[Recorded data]
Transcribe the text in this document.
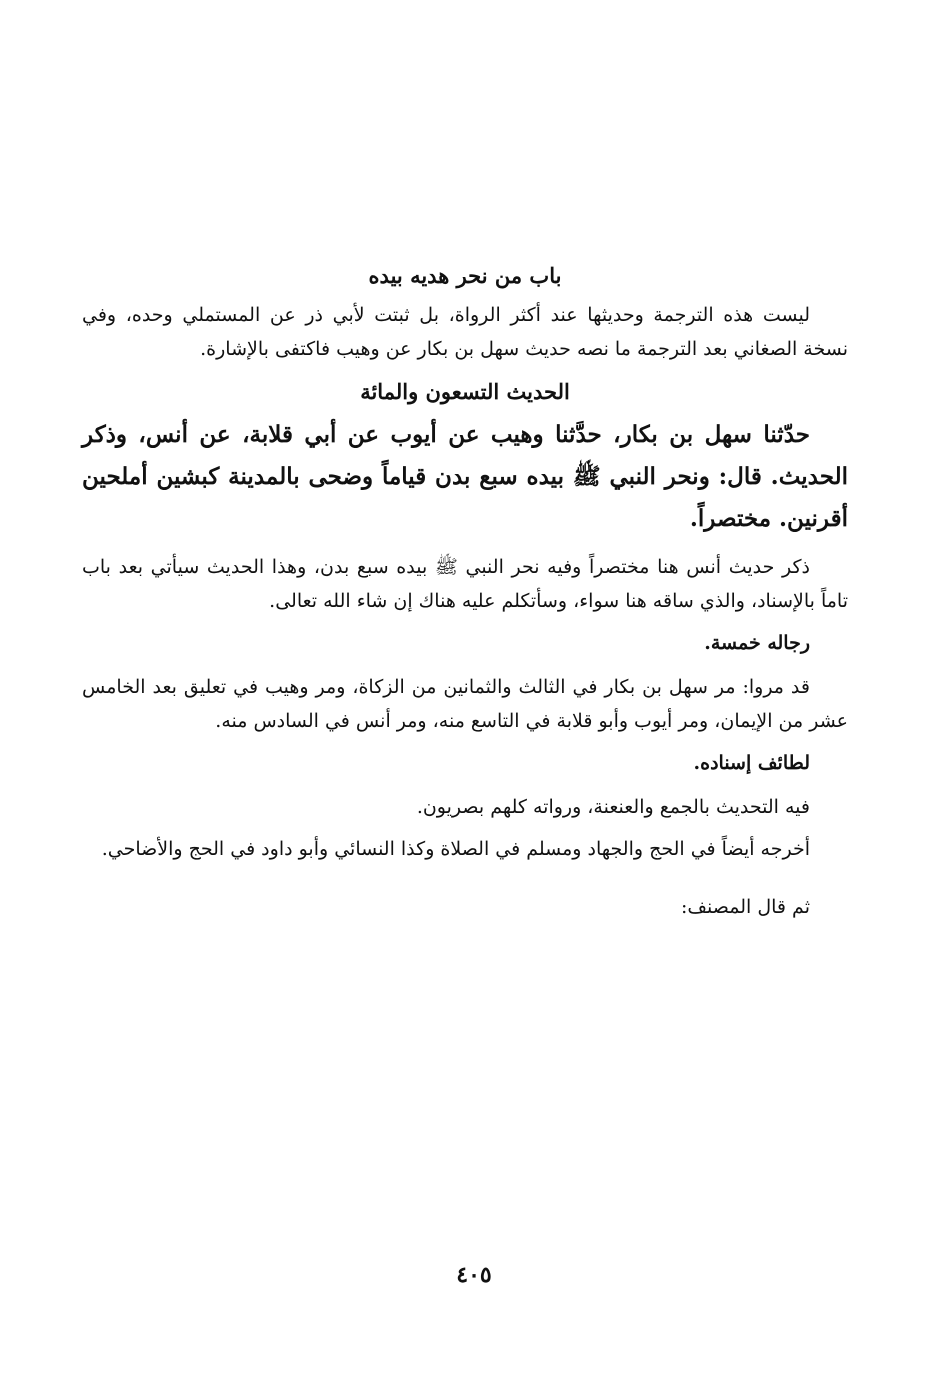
باب من نحر هديه بيده

ليست هذه الترجمة وحديثها عند أكثر الرواة، بل ثبتت لأبي ذر عن المستملي وحده، وفي نسخة الصغاني بعد الترجمة ما نصه حديث سهل بن بكار عن وهيب فاكتفى بالإشارة.

الحديث التسعون والمائة

حدّثنا سهل بن بكار، حدَّثنا وهيب عن أيوب عن أبي قلابة، عن أنس، وذكر الحديث. قال: ونحر النبي ﷺ بيده سبع بدن قياماً وضحى بالمدينة كبشين أملحين أقرنين. مختصراً.

ذكر حديث أنس هنا مختصراً وفيه نحر النبي ﷺ بيده سبع بدن، وهذا الحديث سيأتي بعد باب تاماً بالإسناد، والذي ساقه هنا سواء، وسأتكلم عليه هناك إن شاء الله تعالى.

رجاله خمسة.

قد مروا: مر سهل بن بكار في الثالث والثمانين من الزكاة، ومر وهيب في تعليق بعد الخامس عشر من الإيمان، ومر أيوب وأبو قلابة في التاسع منه، ومر أنس في السادس منه.

لطائف إسناده.

فيه التحديث بالجمع والعنعنة، ورواته كلهم بصريون.

أخرجه أيضاً في الحج والجهاد ومسلم في الصلاة وكذا النسائي وأبو داود في الحج والأضاحي.

ثم قال المصنف:
٤٠٥
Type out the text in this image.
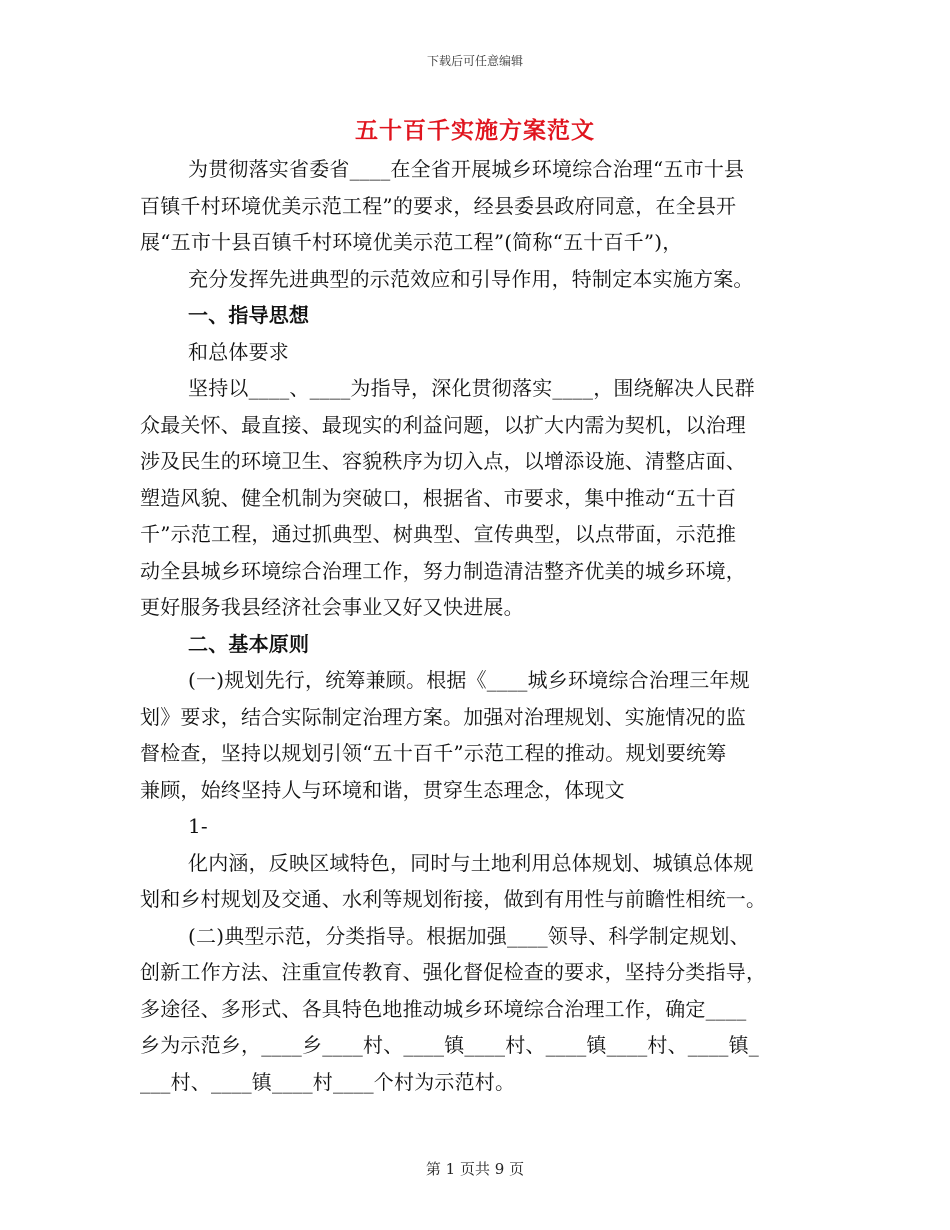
下载后可任意编辑
五十百千实施方案范文
为贯彻落实省委省____在全省开展城乡环境综合治理“五市十县
百镇千村环境优美示范工程”的要求，经县委县政府同意，在全县开
展“五市十县百镇千村环境优美示范工程”(简称“五十百千”)，
充分发挥先进典型的示范效应和引导作用，特制定本实施方案。
一、指导思想
和总体要求
坚持以____、____为指导，深化贯彻落实____，围绕解决人民群
众最关怀、最直接、最现实的利益问题，以扩大内需为契机，以治理
涉及民生的环境卫生、容貌秩序为切入点，以增添设施、清整店面、
塑造风貌、健全机制为突破口，根据省、市要求，集中推动“五十百
千”示范工程，通过抓典型、树典型、宣传典型，以点带面，示范推
动全县城乡环境综合治理工作，努力制造清洁整齐优美的城乡环境，
更好服务我县经济社会事业又好又快进展。
二、基本原则
(一)规划先行，统筹兼顾。根据《____城乡环境综合治理三年规
划》要求，结合实际制定治理方案。加强对治理规划、实施情况的监
督检查，坚持以规划引领“五十百千”示范工程的推动。规划要统筹
兼顾，始终坚持人与环境和谐，贯穿生态理念，体现文
1-
化内涵，反映区域特色，同时与土地利用总体规划、城镇总体规
划和乡村规划及交通、水利等规划衔接，做到有用性与前瞻性相统一。
(二)典型示范，分类指导。根据加强____领导、科学制定规划、
创新工作方法、注重宣传教育、强化督促检查的要求，坚持分类指导，
多途径、多形式、各具特色地推动城乡环境综合治理工作，确定____
乡为示范乡，____乡____村、____镇____村、____镇____村、____镇_
___村、____镇____村____个村为示范村。
第 1 页共 9 页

_YOUR INSTRUCTIONS_
Leave the pictures out and copy the rest of the data exactly.

_TASK RESPONSE_
Transcribe the text in this document.
باب من نحر هديه بيده

ليست هذه الترجمة وحديثها عند أكثر الرواة، بل ثبتت لأبي ذر عن المستملي وحده، وفي نسخة الصغاني بعد الترجمة ما نصه حديث سهل بن بكار عن وهيب فاكتفى بالإشارة.

الحديث التسعون والمائة

حدّثنا سهل بن بكار، حدَّثنا وهيب عن أيوب عن أبي قلابة، عن أنس، وذكر الحديث. قال: ونحر النبي ﷺ بيده سبع بدن قياماً وضحى بالمدينة كبشين أملحين أقرنين. مختصراً.

ذكر حديث أنس هنا مختصراً وفيه نحر النبي ﷺ بيده سبع بدن، وهذا الحديث سيأتي بعد باب تاماً بالإسناد، والذي ساقه هنا سواء، وسأتكلم عليه هناك إن شاء الله تعالى.

رجاله خمسة.

قد مروا: مر سهل بن بكار في الثالث والثمانين من الزكاة، ومر وهيب في تعليق بعد الخامس عشر من الإيمان، ومر أيوب وأبو قلابة في التاسع منه، ومر أنس في السادس منه.

لطائف إسناده.

فيه التحديث بالجمع والعنعنة، ورواته كلهم بصريون.

أخرجه أيضاً في الحج والجهاد ومسلم في الصلاة وكذا النسائي وأبو داود في الحج والأضاحي.

ثم قال المصنف:
٤٠٥
Type out the text in this image.
下载后可任意编辑
五十百千实施方案范文
为贯彻落实省委省____在全省开展城乡环境综合治理“五市十县
百镇千村环境优美示范工程”的要求，经县委县政府同意，在全县开
展“五市十县百镇千村环境优美示范工程”(简称“五十百千”)，
充分发挥先进典型的示范效应和引导作用，特制定本实施方案。
一、指导思想
和总体要求
坚持以____、____为指导，深化贯彻落实____，围绕解决人民群
众最关怀、最直接、最现实的利益问题，以扩大内需为契机，以治理
涉及民生的环境卫生、容貌秩序为切入点，以增添设施、清整店面、
塑造风貌、健全机制为突破口，根据省、市要求，集中推动“五十百
千”示范工程，通过抓典型、树典型、宣传典型，以点带面，示范推
动全县城乡环境综合治理工作，努力制造清洁整齐优美的城乡环境，
更好服务我县经济社会事业又好又快进展。
二、基本原则
(一)规划先行，统筹兼顾。根据《____城乡环境综合治理三年规
划》要求，结合实际制定治理方案。加强对治理规划、实施情况的监
督检查，坚持以规划引领“五十百千”示范工程的推动。规划要统筹
兼顾，始终坚持人与环境和谐，贯穿生态理念，体现文
1-
化内涵，反映区域特色，同时与土地利用总体规划、城镇总体规
划和乡村规划及交通、水利等规划衔接，做到有用性与前瞻性相统一。
(二)典型示范，分类指导。根据加强____领导、科学制定规划、
创新工作方法、注重宣传教育、强化督促检查的要求，坚持分类指导，
多途径、多形式、各具特色地推动城乡环境综合治理工作，确定____
乡为示范乡，____乡____村、____镇____村、____镇____村、____镇_
___村、____镇____村____个村为示范村。
第 1 页共 9 页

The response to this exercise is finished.